== TRECHO DA PÁGINA ==
São plantas microscópicas, que pululam nos oceanos, nos lagos e nos rios. Elas crescem em decorrência do processo de fotossíntese e, para tanto, não precisam de quase nada, apenas de sol, de água e de gás carbônico. Sobretudo, elas são ricas em lipídios. . . Por todas essas razões, as microalgas talvez constituam a principal reserva existente dos biocombustíveis que serão utilizados no futuro.
Os biocombustíveis de primeira geração, que são extraídos dos vegetais terrestres - milho, trigo, beterraba e cana-de-açúcar para a produção do bioetanol; colza, soja e girassol para o biodiesel - já não gozam mais do prestígio que tinham pouco tempo atrás. Isso se deve ao fato de que eles entraram em concorrência com as culturas de gêneros alimentícios, além de constituírem uma das causas principais dos desmatamentos e da deterioração dos solos.
Já, os biocombustíveis de segunda geração, que valorizam a totalidade das plantas - madeira, folhas, palha, resíduos agrícolas -, prometem ser mais vantajosos. Contudo, no que diz respeito à categoria mais avançada desta geração, que visa a produzir bioetanol a partir da celulose e da linina da madeira (uma substância orgânica também chamada de acromatina que impregna as células, as fibras e os vasos da madeira), os rendimentos que foram obtidos até agora permanecem reduzidos; além disso, os seus custos seguem elevados e as tecnologias empregadas, complexas.
Com isso, a alternativa mais promissora poderia provir das microalgas, que já foram qualificadas pelos cientistas como fonte de biocombustíveis de terceira geração. "A produção em grande escala de biodiesel a partir de algas vai acontecer muito mais rapidamente do que imaginam", prevê Juan Wu, da sociedade de consultoria em biotecnologias Alcimed. Este especialista acredita que a sua comercialização seja possível "dentro de três a seis anos, e com um preço competitivo em relação ao diesel produzido a partir do petróleo".

== TRECHO DOS DADOS ==
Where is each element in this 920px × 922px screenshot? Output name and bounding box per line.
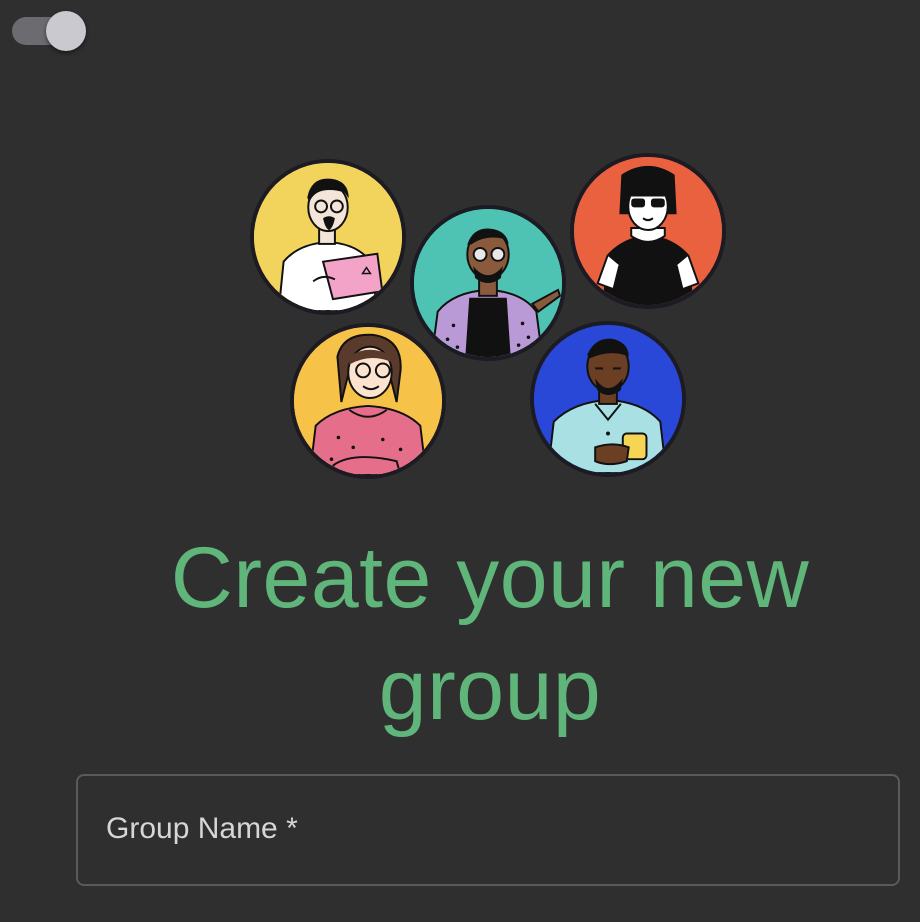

== TAREFAS ==
- a) Responda às perguntas abaixo com base no texto sobre as microalgas.
(i) De que as microalgas precisam para crescer?
(ii) Quais vegetais são citados como fonte do biodiesel de primeira geração?
(iii) Dentro de quanto tempo Juan Wu acredita que a comercialização do biodiesel de algas seja possível?
- b) Duplique sem nenhuma alteração o trecho do texto sobre as microalgas que vai de "São plantas microscópicas, que" até "utilizados no futuro.".

== RESPOSTAS POR TAREFA ==
- a)
(i) Apenas de sol, de água e de gás carbônico.
(ii) Colza, soja e girassol.
(iii) Dentro de três a seis anos.

- b)
São plantas microscópicas, que pululam nos oceanos, nos lagos e nos rios. Elas crescem em decorrência do processo de fotossíntese e, para tanto, não precisam de quase nada, apenas de sol, de água e de gás carbônico. Sobretudo, elas são ricas em lipídios. . . Por todas essas razões, as microalgas talvez constituam a principal reserva existente dos biocombustíveis que serão utilizados no futuro.